**TASK TO COMPLETE:** Beginning at the line containing "Enumerate this screenshot's" and continuing to the end of the records below, give each line again exactly as it stands, and only those lines.

━━━━━━━━━━━━━━━━━━━━

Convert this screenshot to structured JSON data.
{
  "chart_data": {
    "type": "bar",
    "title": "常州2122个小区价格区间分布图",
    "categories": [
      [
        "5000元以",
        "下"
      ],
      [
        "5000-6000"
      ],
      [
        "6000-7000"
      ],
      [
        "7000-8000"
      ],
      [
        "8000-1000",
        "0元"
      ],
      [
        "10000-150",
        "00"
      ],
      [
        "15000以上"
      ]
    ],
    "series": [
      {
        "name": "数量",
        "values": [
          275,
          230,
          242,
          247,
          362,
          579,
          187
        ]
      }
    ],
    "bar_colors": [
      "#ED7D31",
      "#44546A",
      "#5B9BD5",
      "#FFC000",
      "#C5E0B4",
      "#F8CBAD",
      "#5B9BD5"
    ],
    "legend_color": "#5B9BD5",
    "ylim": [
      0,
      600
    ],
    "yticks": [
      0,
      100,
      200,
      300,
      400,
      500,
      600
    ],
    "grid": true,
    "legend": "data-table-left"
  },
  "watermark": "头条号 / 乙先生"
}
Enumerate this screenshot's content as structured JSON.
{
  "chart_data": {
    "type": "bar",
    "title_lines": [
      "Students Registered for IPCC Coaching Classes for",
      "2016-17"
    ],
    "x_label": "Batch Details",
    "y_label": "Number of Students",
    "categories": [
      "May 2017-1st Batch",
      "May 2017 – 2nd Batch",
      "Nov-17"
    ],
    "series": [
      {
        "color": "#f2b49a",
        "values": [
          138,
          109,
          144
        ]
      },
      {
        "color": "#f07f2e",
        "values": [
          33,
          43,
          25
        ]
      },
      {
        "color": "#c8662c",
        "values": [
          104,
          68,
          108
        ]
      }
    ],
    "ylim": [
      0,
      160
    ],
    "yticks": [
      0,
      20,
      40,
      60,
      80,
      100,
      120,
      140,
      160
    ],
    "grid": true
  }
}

━━━━━━━━━━━━━━━━━━━━

**SOLUTION:**
Enumerate this screenshot's content as structured JSON.
{
  "chart_data": {
    "type": "bar",
    "title_lines": [
      "Students Registered for IPCC Coaching Classes for",
      "2016-17"
    ],
    "x_label": "Batch Details",
    "y_label": "Number of Students",
    "categories": [
      "May 2017-1st Batch",
      "May 2017 – 2nd Batch",
      "Nov-17"
    ],
    "series": [
      {
        "color": "#f2b49a",
        "values": [
          138,
          109,
          144
        ]
      },
      {
        "color": "#f07f2e",
        "values": [
          33,
          43,
          25
        ]
      },
      {
        "color": "#c8662c",
        "values": [
          104,
          68,
          108
        ]
      }
    ],
    "ylim": [
      0,
      160
    ],
    "yticks": [
      0,
      20,
      40,
      60,
      80,
      100,
      120,
      140,
      160
    ],
    "grid": true
  }
}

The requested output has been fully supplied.